Items from a dataset
[start]

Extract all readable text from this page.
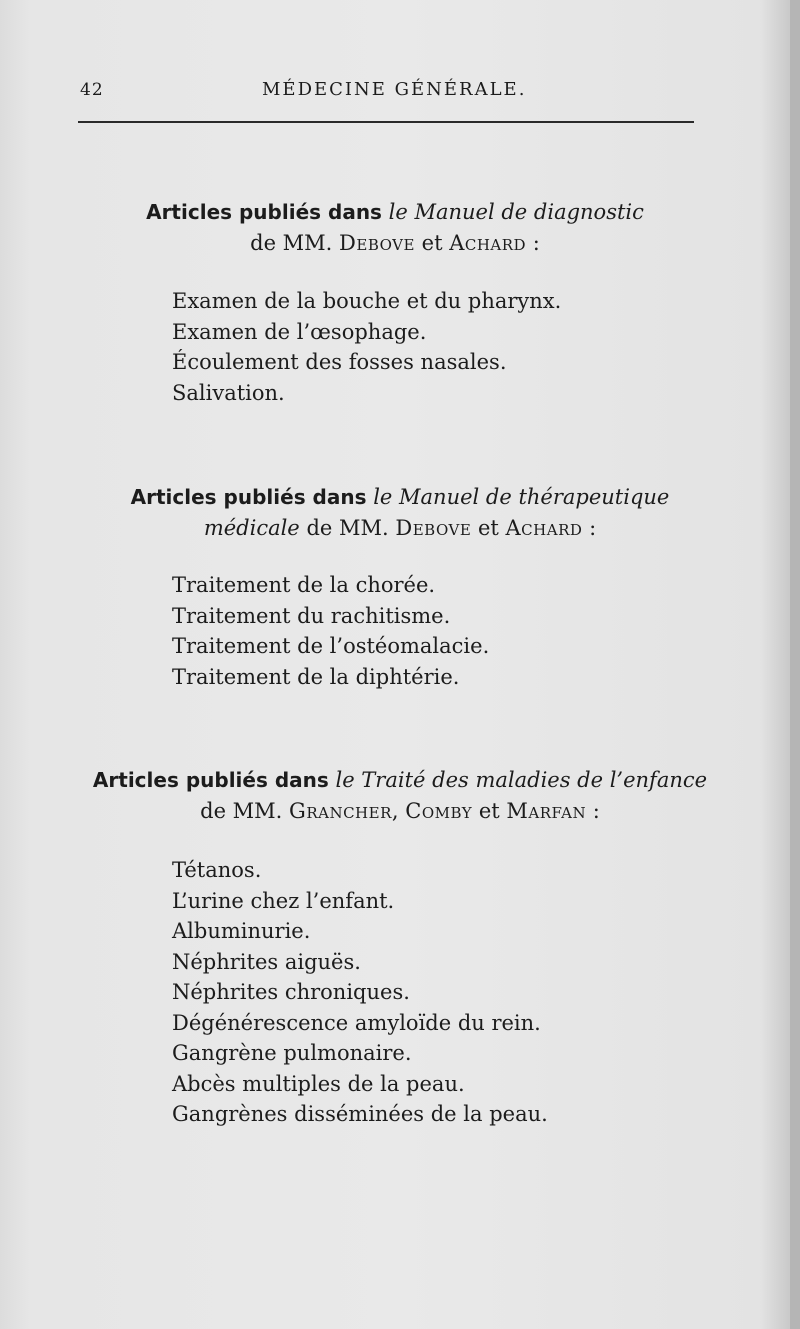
42	MÉDECINE GÉNÉRALE.
Articles publiés dans le Manuel de diagnostic
de MM. Debove et Achard :
Examen de la bouche et du pharynx.
Examen de l’œsophage.
Écoulement des fosses nasales.
Salivation.
Articles publiés dans le Manuel de thérapeutique
médicale de MM. Debove et Achard :
Traitement de la chorée.
Traitement du rachitisme.
Traitement de l’ostéomalacie.
Traitement de la diphtérie.
Articles publiés dans le Traité des maladies de l’enfance
de MM. Grancher, Comby et Marfan :
Tétanos.
L’urine chez l’enfant.
Albuminurie.
Néphrites aiguës.
Néphrites chroniques.
Dégénérescence amyloïde du rein.
Gangrène pulmonaire.
Abcès multiples de la peau.
Gangrènes disséminées de la peau.
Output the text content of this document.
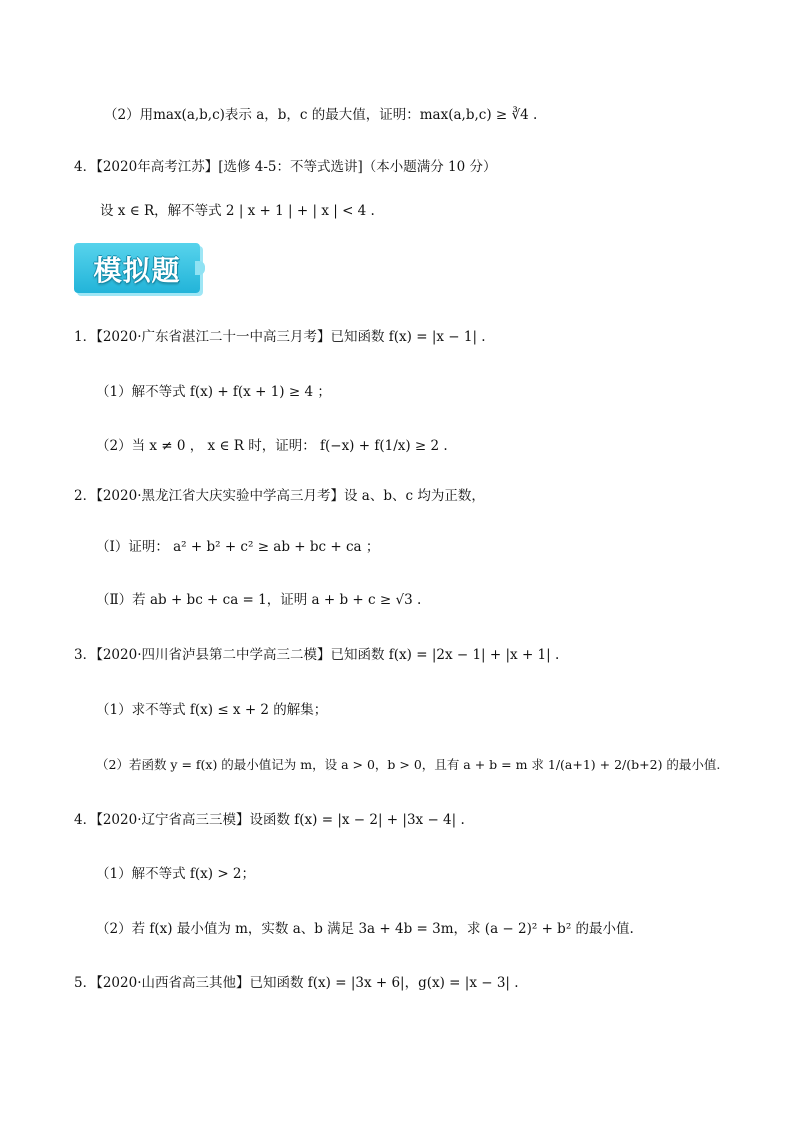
（2）用max(a,b,c)表示 a，b，c 的最大值，证明：max(a,b,c) ≥ ∛4 .
4．【2020年高考江苏】[选修 4-5：不等式选讲]（本小题满分 10 分）
设 x ∈ R，解不等式 2 | x + 1 | + | x | < 4 .
模拟题
1．【2020·广东省湛江二十一中高三月考】已知函数 f(x) = |x − 1| .
（1）解不等式 f(x) + f(x + 1) ≥ 4 ；
（2）当 x ≠ 0 ， x ∈ R 时，证明： f(−x) + f(1/x) ≥ 2 .
2．【2020·黑龙江省大庆实验中学高三月考】设 a、b、c 均为正数，
（Ⅰ）证明： a² + b² + c² ≥ ab + bc + ca ；
（Ⅱ）若 ab + bc + ca = 1，证明 a + b + c ≥ √3 .
3．【2020·四川省泸县第二中学高三二模】已知函数 f(x) = |2x − 1| + |x + 1| .
（1）求不等式 f(x) ≤ x + 2 的解集；
（2）若函数 y = f(x) 的最小值记为 m，设 a > 0，b > 0，且有 a + b = m 求 1/(a+1) + 2/(b+2) 的最小值.
4．【2020·辽宁省高三三模】设函数 f(x) = |x − 2| + |3x − 4| .
（1）解不等式 f(x) > 2；
（2）若 f(x) 最小值为 m，实数 a、b 满足 3a + 4b = 3m，求 (a − 2)² + b² 的最小值.
5．【2020·山西省高三其他】已知函数 f(x) = |3x + 6|，g(x) = |x − 3| .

[end]

◆ **Problem description**
Write out the material above once more, exactly as it reads, with no pictures.

◆ **Solved exercise**
Extract all readable text from this page.
42	MÉDECINE GÉNÉRALE.
Articles publiés dans le Manuel de diagnostic
de MM. Debove et Achard :
Examen de la bouche et du pharynx.
Examen de l’œsophage.
Écoulement des fosses nasales.
Salivation.
Articles publiés dans le Manuel de thérapeutique
médicale de MM. Debove et Achard :
Traitement de la chorée.
Traitement du rachitisme.
Traitement de l’ostéomalacie.
Traitement de la diphtérie.
Articles publiés dans le Traité des maladies de l’enfance
de MM. Grancher, Comby et Marfan :
Tétanos.
L’urine chez l’enfant.
Albuminurie.
Néphrites aiguës.
Néphrites chroniques.
Dégénérescence amyloïde du rein.
Gangrène pulmonaire.
Abcès multiples de la peau.
Gangrènes disséminées de la peau.
Output the text content of this document.
（2）用max(a,b,c)表示 a，b，c 的最大值，证明：max(a,b,c) ≥ ∛4 .
4．【2020年高考江苏】[选修 4-5：不等式选讲]（本小题满分 10 分）
设 x ∈ R，解不等式 2 | x + 1 | + | x | < 4 .
模拟题
1．【2020·广东省湛江二十一中高三月考】已知函数 f(x) = |x − 1| .
（1）解不等式 f(x) + f(x + 1) ≥ 4 ；
（2）当 x ≠ 0 ， x ∈ R 时，证明： f(−x) + f(1/x) ≥ 2 .
2．【2020·黑龙江省大庆实验中学高三月考】设 a、b、c 均为正数，
（Ⅰ）证明： a² + b² + c² ≥ ab + bc + ca ；
（Ⅱ）若 ab + bc + ca = 1，证明 a + b + c ≥ √3 .
3．【2020·四川省泸县第二中学高三二模】已知函数 f(x) = |2x − 1| + |x + 1| .
（1）求不等式 f(x) ≤ x + 2 的解集；
（2）若函数 y = f(x) 的最小值记为 m，设 a > 0，b > 0，且有 a + b = m 求 1/(a+1) + 2/(b+2) 的最小值.
4．【2020·辽宁省高三三模】设函数 f(x) = |x − 2| + |3x − 4| .
（1）解不等式 f(x) > 2；
（2）若 f(x) 最小值为 m，实数 a、b 满足 3a + 4b = 3m，求 (a − 2)² + b² 的最小值.
5．【2020·山西省高三其他】已知函数 f(x) = |3x + 6|，g(x) = |x − 3| .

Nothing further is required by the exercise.